Collected data entries:
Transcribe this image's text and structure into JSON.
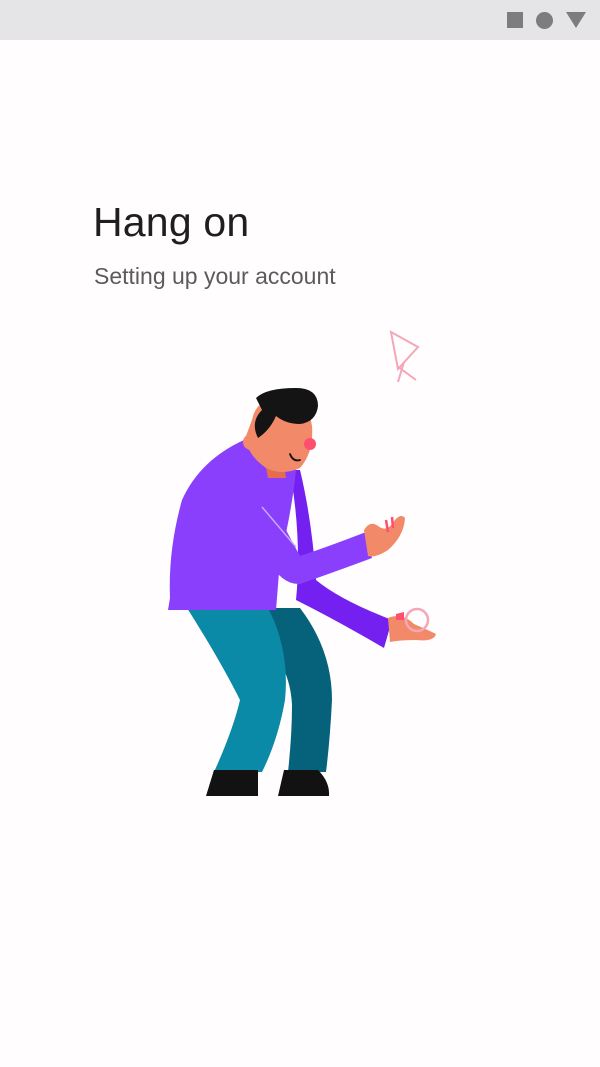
{
  "status_bar": {
    "icons": [
      "stop-square-icon",
      "record-circle-icon",
      "signal-triangle-icon"
    ],
    "icon_color": "#7d7d7f",
    "background": "#e5e4e6"
  },
  "main": {
    "title": "Hang on",
    "subtitle": "Setting up your account"
  },
  "illustration": {
    "subject": "juggler-figure",
    "colors": {
      "shirt": "#8a3ffc",
      "shirt_shadow": "#7420f0",
      "pants": "#0a8aa6",
      "pants_shadow": "#05627a",
      "skin": "#f28a6a",
      "hair": "#141414",
      "accent": "#ff4f6e"
    }
  }
}
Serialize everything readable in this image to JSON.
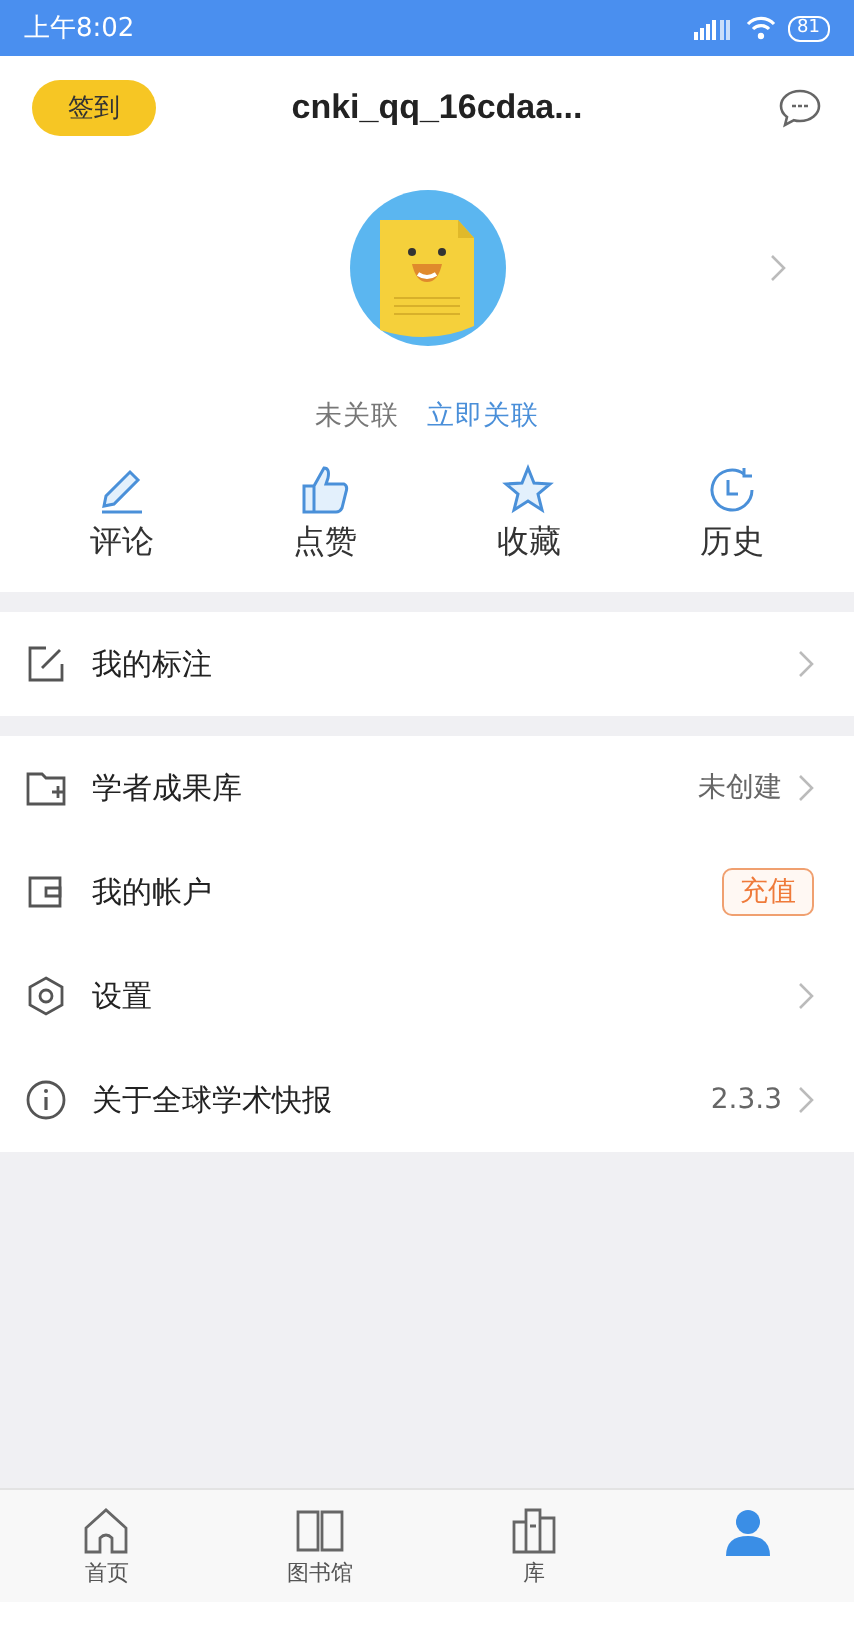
{
  "status_bar": {
    "time": "上午8:02",
    "battery": "81"
  },
  "header": {
    "checkin": "签到",
    "username": "cnki_qq_16cdaa..."
  },
  "profile": {
    "status": "未关联",
    "link": "立即关联"
  },
  "actions": [
    {
      "kind": "edit",
      "label": "评论"
    },
    {
      "kind": "like",
      "label": "点赞"
    },
    {
      "kind": "star",
      "label": "收藏"
    },
    {
      "kind": "history",
      "label": "历史"
    }
  ],
  "menu_groups": [
    [
      {
        "kind": "note",
        "label": "我的标注"
      }
    ],
    [
      {
        "kind": "library",
        "label": "学者成果库",
        "value": "未创建"
      },
      {
        "kind": "wallet",
        "label": "我的帐户",
        "badge": "充值"
      },
      {
        "kind": "settings",
        "label": "设置"
      },
      {
        "kind": "info",
        "label": "关于全球学术快报",
        "value": "2.3.3"
      }
    ]
  ],
  "tabs": [
    {
      "kind": "home",
      "label": "首页",
      "selected": false
    },
    {
      "kind": "book",
      "label": "图书馆",
      "selected": false
    },
    {
      "kind": "shelf",
      "label": "库",
      "selected": false
    },
    {
      "kind": "person",
      "selected": true
    }
  ]
}
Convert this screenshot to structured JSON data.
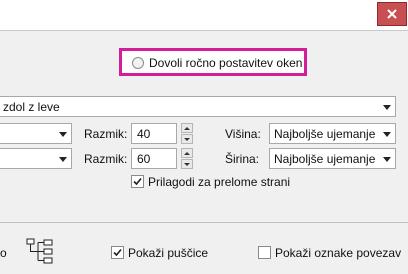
{
  "window": {
    "close_icon": "close-x-icon",
    "accent_close": "#c85052",
    "highlight_color": "#d21e9b"
  },
  "options": {
    "manual_windows_radio_label": "Dovoli ročno postavitev oken",
    "layout_dropdown_value": "zdol z leve",
    "row1": {
      "left_dropdown_value": "",
      "spacing_label": "Razmik:",
      "spacing_value": "40",
      "height_label": "Višina:",
      "height_dropdown_value": "Najboljše ujemanje"
    },
    "row2": {
      "left_dropdown_value": "",
      "spacing_label": "Razmik:",
      "spacing_value": "60",
      "width_label": "Širina:",
      "width_dropdown_value": "Najboljše ujemanje"
    },
    "fit_page_breaks_label": "Prilagodi za prelome strani",
    "fit_page_breaks_checked": true
  },
  "bottom": {
    "left_truncated_text": "o",
    "tree_icon": "tree-hierarchy-icon",
    "show_arrows_label": "Pokaži puščice",
    "show_arrows_checked": true,
    "show_link_labels_label": "Pokaži oznake povezav",
    "show_link_labels_checked": false
  }
}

WHAT IS NEEDED:
Leave the images out, please, and restate each line word for word.

ANSWER TO THIS PROBLEM:
Transcribe this image's text and structure into JSON.
{
  "status_bar": {
    "icons": [
      "stop-square-icon",
      "record-circle-icon",
      "signal-triangle-icon"
    ],
    "icon_color": "#7d7d7f",
    "background": "#e5e4e6"
  },
  "main": {
    "title": "Hang on",
    "subtitle": "Setting up your account"
  },
  "illustration": {
    "subject": "juggler-figure",
    "colors": {
      "shirt": "#8a3ffc",
      "shirt_shadow": "#7420f0",
      "pants": "#0a8aa6",
      "pants_shadow": "#05627a",
      "skin": "#f28a6a",
      "hair": "#141414",
      "accent": "#ff4f6e"
    }
  }
}
Serialize everything readable in this image to JSON.
{
  "status_bar": {
    "time": "上午8:02",
    "battery": "81"
  },
  "header": {
    "checkin": "签到",
    "username": "cnki_qq_16cdaa..."
  },
  "profile": {
    "status": "未关联",
    "link": "立即关联"
  },
  "actions": [
    {
      "kind": "edit",
      "label": "评论"
    },
    {
      "kind": "like",
      "label": "点赞"
    },
    {
      "kind": "star",
      "label": "收藏"
    },
    {
      "kind": "history",
      "label": "历史"
    }
  ],
  "menu_groups": [
    [
      {
        "kind": "note",
        "label": "我的标注"
      }
    ],
    [
      {
        "kind": "library",
        "label": "学者成果库",
        "value": "未创建"
      },
      {
        "kind": "wallet",
        "label": "我的帐户",
        "badge": "充值"
      },
      {
        "kind": "settings",
        "label": "设置"
      },
      {
        "kind": "info",
        "label": "关于全球学术快报",
        "value": "2.3.3"
      }
    ]
  ],
  "tabs": [
    {
      "kind": "home",
      "label": "首页",
      "selected": false
    },
    {
      "kind": "book",
      "label": "图书馆",
      "selected": false
    },
    {
      "kind": "shelf",
      "label": "库",
      "selected": false
    },
    {
      "kind": "person",
      "selected": true
    }
  ]
}
Convert this screenshot to structured JSON data.
{
  "window": {
    "close_icon": "close-x-icon",
    "accent_close": "#c85052",
    "highlight_color": "#d21e9b"
  },
  "options": {
    "manual_windows_radio_label": "Dovoli ročno postavitev oken",
    "layout_dropdown_value": "zdol z leve",
    "row1": {
      "left_dropdown_value": "",
      "spacing_label": "Razmik:",
      "spacing_value": "40",
      "height_label": "Višina:",
      "height_dropdown_value": "Najboljše ujemanje"
    },
    "row2": {
      "left_dropdown_value": "",
      "spacing_label": "Razmik:",
      "spacing_value": "60",
      "width_label": "Širina:",
      "width_dropdown_value": "Najboljše ujemanje"
    },
    "fit_page_breaks_label": "Prilagodi za prelome strani",
    "fit_page_breaks_checked": true
  },
  "bottom": {
    "left_truncated_text": "o",
    "tree_icon": "tree-hierarchy-icon",
    "show_arrows_label": "Pokaži puščice",
    "show_arrows_checked": true,
    "show_link_labels_label": "Pokaži oznake povezav",
    "show_link_labels_checked": false
  }
}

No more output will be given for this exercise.